The problem »
Every record must be transcribed in its entirety, apart from the images, which are to be omitted.

Stored dataset items:
— Start —

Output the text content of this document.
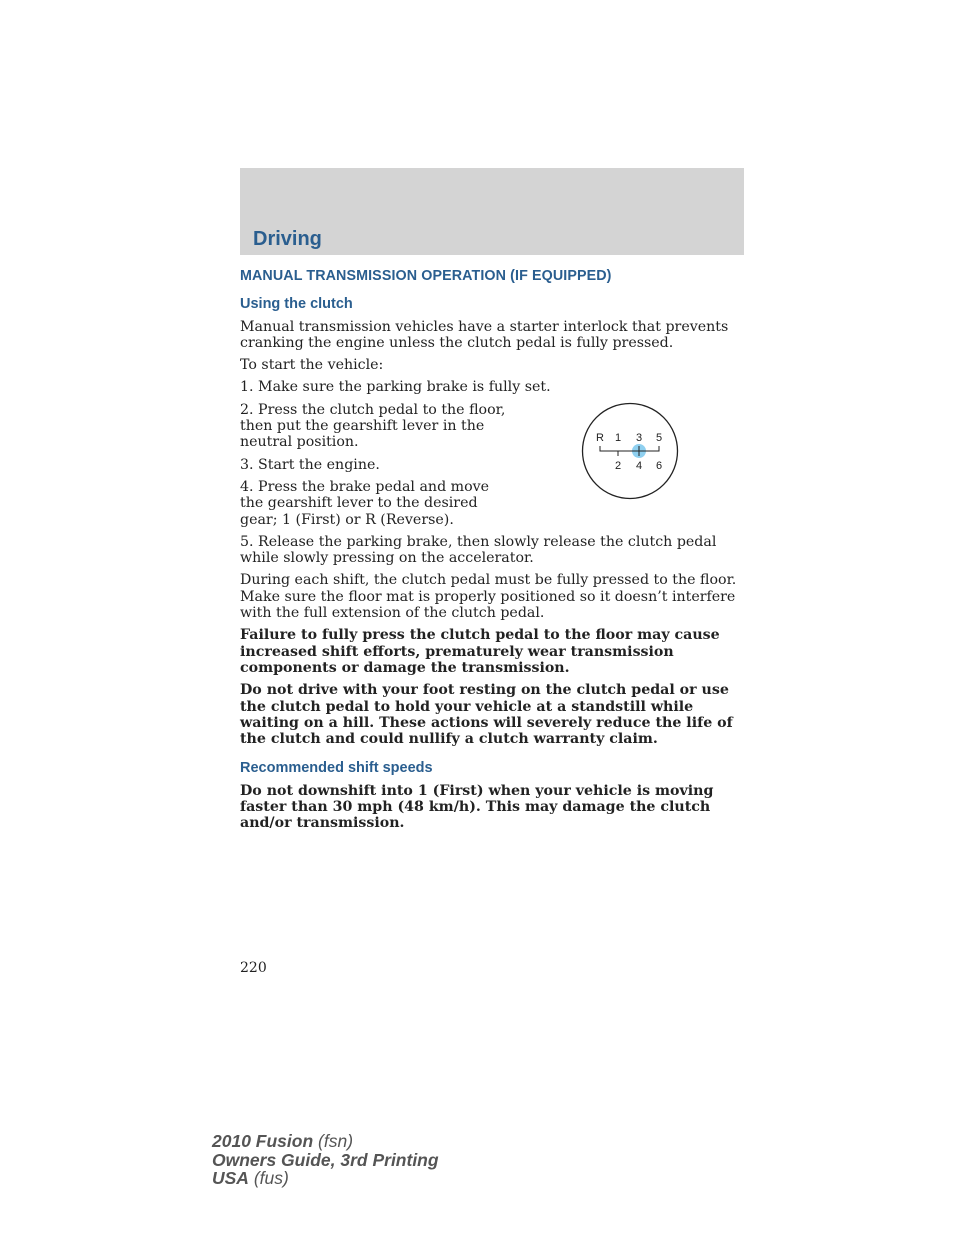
Driving
MANUAL TRANSMISSION OPERATION (IF EQUIPPED)
Using the clutch

Manual transmission vehicles have a starter interlock that prevents cranking the engine unless the clutch pedal is fully pressed.

To start the vehicle:

1. Make sure the parking brake is fully set.

2. Press the clutch pedal to the floor, then put the gearshift lever in the neutral position.

3. Start the engine.

4. Press the brake pedal and move the gearshift lever to the desired gear; 1 (First) or R (Reverse).

R 1 3 5
2 4 6

5. Release the parking brake, then slowly release the clutch pedal while slowly pressing on the accelerator.

During each shift, the clutch pedal must be fully pressed to the floor. Make sure the floor mat is properly positioned so it doesn’t interfere with the full extension of the clutch pedal.

Failure to fully press the clutch pedal to the floor may cause increased shift efforts, prematurely wear transmission components or damage the transmission.

Do not drive with your foot resting on the clutch pedal or use the clutch pedal to hold your vehicle at a standstill while waiting on a hill. These actions will severely reduce the life of the clutch and could nullify a clutch warranty claim.

Recommended shift speeds

Do not downshift into 1 (First) when your vehicle is moving faster than 30 mph (48 km/h). This may damage the clutch and/or transmission.

220
2010 Fusion (fsn)
Owners Guide, 3rd Printing
USA (fus)
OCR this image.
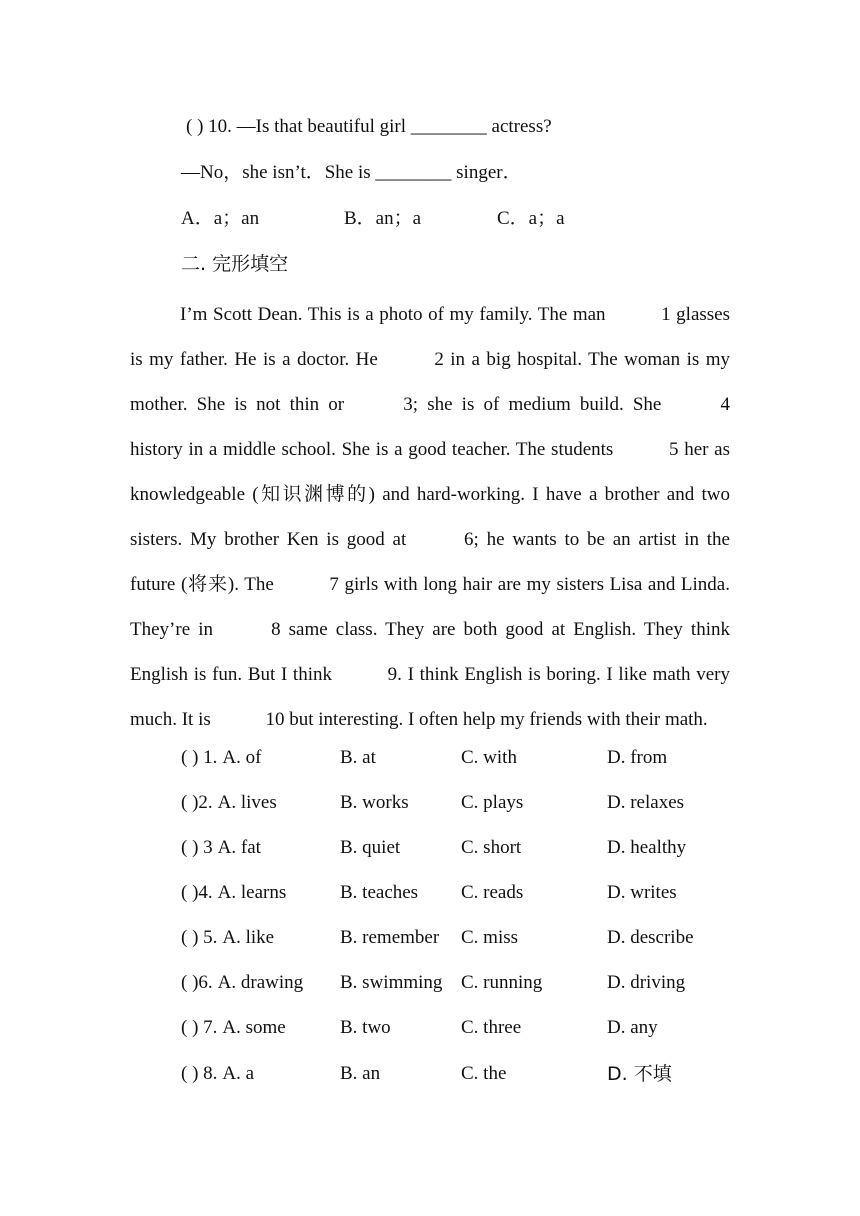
( ) 10. —Is that beautiful girl ________ actress?
—No，she isn’t．She is ________ singer．
A．a；an	B．an；a	C．a；a
二. 完形填空

I’m Scott Dean. This is a photo of my family. The man	1 glasses is my father. He is a doctor. He	2 in a big hospital. The woman is my mother. She is not thin or	3; she is of medium build. She	4 history in a middle school. She is a good teacher. The students	5 her as knowledgeable (知识渊博的) and hard-working. I have a brother and two sisters. My brother Ken is good at	6; he wants to be an artist in the future (将来). The	7 girls with long hair are my sisters Lisa and Linda. They’re in	8 same class. They are both good at English. They think English is fun. But I think	9. I think English is boring. I like math very much. It is	10 but interesting. I often help my friends with their math.

( ) 1. A. of	B. at	C. with	D. from
( )2. A. lives	B. works	C. plays	D. relaxes
( ) 3 A. fat	B. quiet	C. short	D. healthy
( )4. A. learns	B. teaches C. reads	D. writes
( ) 5. A. like	B. remember C. miss	D. describe
( )6. A. drawing B. swimming C. running	D. driving
( ) 7. A. some	B. two	C. three	D. any
( ) 8. A. a	B. an	C. the	D. 不填
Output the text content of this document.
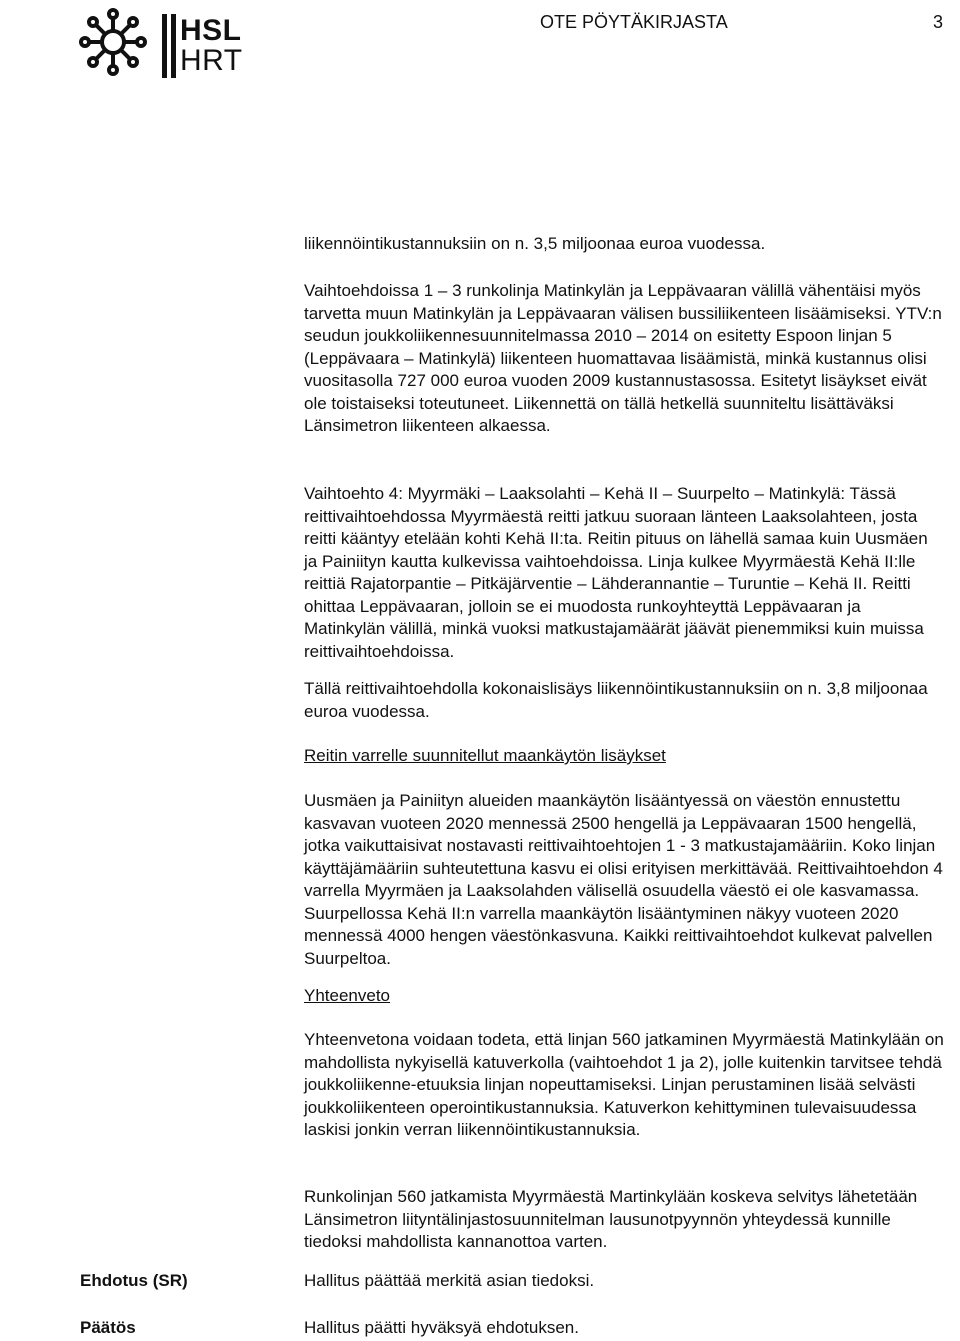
HSL
HRT
OTE PÖYTÄKIRJASTA	3

liikennöintikustannuksiin on n. 3,5 miljoonaa euroa vuodessa.

Vaihtoehdoissa 1 – 3 runkolinja Matinkylän ja Leppävaaran välillä vähentäisi myös tarvetta muun Matinkylän ja Leppävaaran välisen bussiliikenteen lisäämiseksi. YTV:n seudun joukkoliikennesuunnitelmassa 2010 – 2014 on esitetty Espoon linjan 5 (Leppävaara – Matinkylä) liikenteen huomattavaa lisäämistä, minkä kustannus olisi vuositasolla 727 000 euroa vuoden 2009 kustannustasossa. Esitetyt lisäykset eivät ole toistaiseksi toteutuneet. Liikennettä on tällä hetkellä suunniteltu lisättäväksi Länsimetron liikenteen alkaessa.

Vaihtoehto 4: Myyrmäki – Laaksolahti – Kehä II – Suurpelto – Matinkylä: Tässä reittivaihtoehdossa Myyrmäestä reitti jatkuu suoraan länteen Laaksolahteen, josta reitti kääntyy etelään kohti Kehä II:ta. Reitin pituus on lähellä samaa kuin Uusmäen ja Painiityn kautta kulkevissa vaihtoehdoissa. Linja kulkee Myyrmäestä Kehä II:lle reittiä Rajatorpantie – Pitkäjärventie – Lähderannantie – Turuntie – Kehä II. Reitti ohittaa Leppävaaran, jolloin se ei muodosta runkoyhteyttä Leppävaaran ja Matinkylän välillä, minkä vuoksi matkustajamäärät jäävät pienemmiksi kuin muissa reittivaihtoehdoissa.

Tällä reittivaihtoehdolla kokonaislisäys liikennöintikustannuksiin on n. 3,8 miljoonaa euroa vuodessa.

Reitin varrelle suunnitellut maankäytön lisäykset

Uusmäen ja Painiityn alueiden maankäytön lisääntyessä on väestön ennustettu kasvavan vuoteen 2020 mennessä 2500 hengellä ja Leppävaaran 1500 hengellä, jotka vaikuttaisivat nostavasti reittivaihtoehtojen 1 - 3 matkustajamääriin. Koko linjan käyttäjämääriin suhteutettuna kasvu ei olisi erityisen merkittävää. Reittivaihtoehdon 4 varrella Myyrmäen ja Laaksolahden välisellä osuudella väestö ei ole kasvamassa. Suurpellossa Kehä II:n varrella maankäytön lisääntyminen näkyy vuoteen 2020 mennessä 4000 hengen väestönkasvuna. Kaikki reittivaihtoehdot kulkevat palvellen Suurpeltoa.

Yhteenveto

Yhteenvetona voidaan todeta, että linjan 560 jatkaminen Myyrmäestä Matinkylään on mahdollista nykyisellä katuverkolla (vaihtoehdot 1 ja 2), jolle kuitenkin tarvitsee tehdä joukkoliikenne-etuuksia linjan nopeuttamiseksi. Linjan perustaminen lisää selvästi joukkoliikenteen operointikustannuksia. Katuverkon kehittyminen tulevaisuudessa laskisi jonkin verran liikennöintikustannuksia.

Runkolinjan 560 jatkamista Myyrmäestä Martinkylään koskeva selvitys lähetetään Länsimetron liityntälinjastosuunnitelman lausunotpyynnön yhteydessä kunnille tiedoksi mahdollista kannanottoa varten.

Ehdotus (SR)	Hallitus päättää merkitä asian tiedoksi.
Päätös	Hallitus päätti hyväksyä ehdotuksen.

— End —

Output of the task »
Output the text content of this document.
Driving
MANUAL TRANSMISSION OPERATION (IF EQUIPPED)
Using the clutch

Manual transmission vehicles have a starter interlock that prevents cranking the engine unless the clutch pedal is fully pressed.

To start the vehicle:

1. Make sure the parking brake is fully set.

2. Press the clutch pedal to the floor, then put the gearshift lever in the neutral position.

3. Start the engine.

4. Press the brake pedal and move the gearshift lever to the desired gear; 1 (First) or R (Reverse).

R 1 3 5
2 4 6

5. Release the parking brake, then slowly release the clutch pedal while slowly pressing on the accelerator.

During each shift, the clutch pedal must be fully pressed to the floor. Make sure the floor mat is properly positioned so it doesn’t interfere with the full extension of the clutch pedal.

Failure to fully press the clutch pedal to the floor may cause increased shift efforts, prematurely wear transmission components or damage the transmission.

Do not drive with your foot resting on the clutch pedal or use the clutch pedal to hold your vehicle at a standstill while waiting on a hill. These actions will severely reduce the life of the clutch and could nullify a clutch warranty claim.

Recommended shift speeds

Do not downshift into 1 (First) when your vehicle is moving faster than 30 mph (48 km/h). This may damage the clutch and/or transmission.

220
2010 Fusion (fsn)
Owners Guide, 3rd Printing
USA (fus)
OCR this image.
( ) 10. —Is that beautiful girl ________ actress?
—No，she isn’t．She is ________ singer．
A．a；an	B．an；a	C．a；a
二. 完形填空

I’m Scott Dean. This is a photo of my family. The man	1 glasses is my father. He is a doctor. He	2 in a big hospital. The woman is my mother. She is not thin or	3; she is of medium build. She	4 history in a middle school. She is a good teacher. The students	5 her as knowledgeable (知识渊博的) and hard-working. I have a brother and two sisters. My brother Ken is good at	6; he wants to be an artist in the future (将来). The	7 girls with long hair are my sisters Lisa and Linda. They’re in	8 same class. They are both good at English. They think English is fun. But I think	9. I think English is boring. I like math very much. It is	10 but interesting. I often help my friends with their math.

( ) 1. A. of	B. at	C. with	D. from
( )2. A. lives	B. works	C. plays	D. relaxes
( ) 3 A. fat	B. quiet	C. short	D. healthy
( )4. A. learns	B. teaches C. reads	D. writes
( ) 5. A. like	B. remember C. miss	D. describe
( )6. A. drawing B. swimming C. running	D. driving
( ) 7. A. some	B. two	C. three	D. any
( ) 8. A. a	B. an	C. the	D. 不填
Output the text content of this document.
HSL
HRT
OTE PÖYTÄKIRJASTA	3

liikennöintikustannuksiin on n. 3,5 miljoonaa euroa vuodessa.

Vaihtoehdoissa 1 – 3 runkolinja Matinkylän ja Leppävaaran välillä vähentäisi myös tarvetta muun Matinkylän ja Leppävaaran välisen bussiliikenteen lisäämiseksi. YTV:n seudun joukkoliikennesuunnitelmassa 2010 – 2014 on esitetty Espoon linjan 5 (Leppävaara – Matinkylä) liikenteen huomattavaa lisäämistä, minkä kustannus olisi vuositasolla 727 000 euroa vuoden 2009 kustannustasossa. Esitetyt lisäykset eivät ole toistaiseksi toteutuneet. Liikennettä on tällä hetkellä suunniteltu lisättäväksi Länsimetron liikenteen alkaessa.

Vaihtoehto 4: Myyrmäki – Laaksolahti – Kehä II – Suurpelto – Matinkylä: Tässä reittivaihtoehdossa Myyrmäestä reitti jatkuu suoraan länteen Laaksolahteen, josta reitti kääntyy etelään kohti Kehä II:ta. Reitin pituus on lähellä samaa kuin Uusmäen ja Painiityn kautta kulkevissa vaihtoehdoissa. Linja kulkee Myyrmäestä Kehä II:lle reittiä Rajatorpantie – Pitkäjärventie – Lähderannantie – Turuntie – Kehä II. Reitti ohittaa Leppävaaran, jolloin se ei muodosta runkoyhteyttä Leppävaaran ja Matinkylän välillä, minkä vuoksi matkustajamäärät jäävät pienemmiksi kuin muissa reittivaihtoehdoissa.

Tällä reittivaihtoehdolla kokonaislisäys liikennöintikustannuksiin on n. 3,8 miljoonaa euroa vuodessa.

Reitin varrelle suunnitellut maankäytön lisäykset

Uusmäen ja Painiityn alueiden maankäytön lisääntyessä on väestön ennustettu kasvavan vuoteen 2020 mennessä 2500 hengellä ja Leppävaaran 1500 hengellä, jotka vaikuttaisivat nostavasti reittivaihtoehtojen 1 - 3 matkustajamääriin. Koko linjan käyttäjämääriin suhteutettuna kasvu ei olisi erityisen merkittävää. Reittivaihtoehdon 4 varrella Myyrmäen ja Laaksolahden välisellä osuudella väestö ei ole kasvamassa. Suurpellossa Kehä II:n varrella maankäytön lisääntyminen näkyy vuoteen 2020 mennessä 4000 hengen väestönkasvuna. Kaikki reittivaihtoehdot kulkevat palvellen Suurpeltoa.

Yhteenveto

Yhteenvetona voidaan todeta, että linjan 560 jatkaminen Myyrmäestä Matinkylään on mahdollista nykyisellä katuverkolla (vaihtoehdot 1 ja 2), jolle kuitenkin tarvitsee tehdä joukkoliikenne-etuuksia linjan nopeuttamiseksi. Linjan perustaminen lisää selvästi joukkoliikenteen operointikustannuksia. Katuverkon kehittyminen tulevaisuudessa laskisi jonkin verran liikennöintikustannuksia.

Runkolinjan 560 jatkamista Myyrmäestä Martinkylään koskeva selvitys lähetetään Länsimetron liityntälinjastosuunnitelman lausunotpyynnön yhteydessä kunnille tiedoksi mahdollista kannanottoa varten.

Ehdotus (SR)	Hallitus päättää merkitä asian tiedoksi.
Päätös	Hallitus päätti hyväksyä ehdotuksen.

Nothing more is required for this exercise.